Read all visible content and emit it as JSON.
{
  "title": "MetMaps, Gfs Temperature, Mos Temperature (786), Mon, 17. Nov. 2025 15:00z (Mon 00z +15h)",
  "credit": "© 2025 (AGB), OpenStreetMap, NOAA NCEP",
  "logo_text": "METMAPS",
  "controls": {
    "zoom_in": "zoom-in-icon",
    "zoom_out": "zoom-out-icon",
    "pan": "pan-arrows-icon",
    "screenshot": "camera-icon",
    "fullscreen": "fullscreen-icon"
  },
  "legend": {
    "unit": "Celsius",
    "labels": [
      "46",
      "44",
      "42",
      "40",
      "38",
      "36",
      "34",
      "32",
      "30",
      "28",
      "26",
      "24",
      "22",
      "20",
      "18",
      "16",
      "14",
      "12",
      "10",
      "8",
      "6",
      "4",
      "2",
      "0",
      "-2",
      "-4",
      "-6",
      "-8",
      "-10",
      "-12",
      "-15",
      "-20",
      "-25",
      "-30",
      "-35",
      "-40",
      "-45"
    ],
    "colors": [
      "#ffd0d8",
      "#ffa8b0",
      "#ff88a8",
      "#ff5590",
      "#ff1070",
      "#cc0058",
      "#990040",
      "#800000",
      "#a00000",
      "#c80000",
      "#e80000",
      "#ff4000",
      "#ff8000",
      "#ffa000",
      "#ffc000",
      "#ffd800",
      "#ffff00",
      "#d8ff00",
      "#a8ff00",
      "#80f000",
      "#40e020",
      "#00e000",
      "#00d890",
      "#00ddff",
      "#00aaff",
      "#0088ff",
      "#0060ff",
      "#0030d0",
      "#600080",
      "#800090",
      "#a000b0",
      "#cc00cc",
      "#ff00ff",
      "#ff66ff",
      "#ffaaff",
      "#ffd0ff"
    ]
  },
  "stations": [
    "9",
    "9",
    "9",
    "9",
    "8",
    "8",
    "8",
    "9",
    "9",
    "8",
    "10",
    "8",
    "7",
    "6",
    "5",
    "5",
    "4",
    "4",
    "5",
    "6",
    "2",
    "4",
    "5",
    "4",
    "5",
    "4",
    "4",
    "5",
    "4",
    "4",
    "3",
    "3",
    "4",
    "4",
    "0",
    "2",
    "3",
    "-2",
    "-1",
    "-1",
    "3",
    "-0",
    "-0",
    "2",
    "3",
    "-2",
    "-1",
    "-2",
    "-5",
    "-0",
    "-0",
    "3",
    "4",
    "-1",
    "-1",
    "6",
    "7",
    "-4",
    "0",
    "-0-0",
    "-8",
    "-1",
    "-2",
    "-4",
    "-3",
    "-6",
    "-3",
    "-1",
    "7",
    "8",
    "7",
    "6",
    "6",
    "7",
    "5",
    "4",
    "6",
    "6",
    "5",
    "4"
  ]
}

________________________________________

EXERCISE PROMPT – Isolate the lines above that contain the word "zoom" and copy them.

TASK SOLUTION –
    "zoom_in": "zoom-in-icon",
    "zoom_out": "zoom-out-icon",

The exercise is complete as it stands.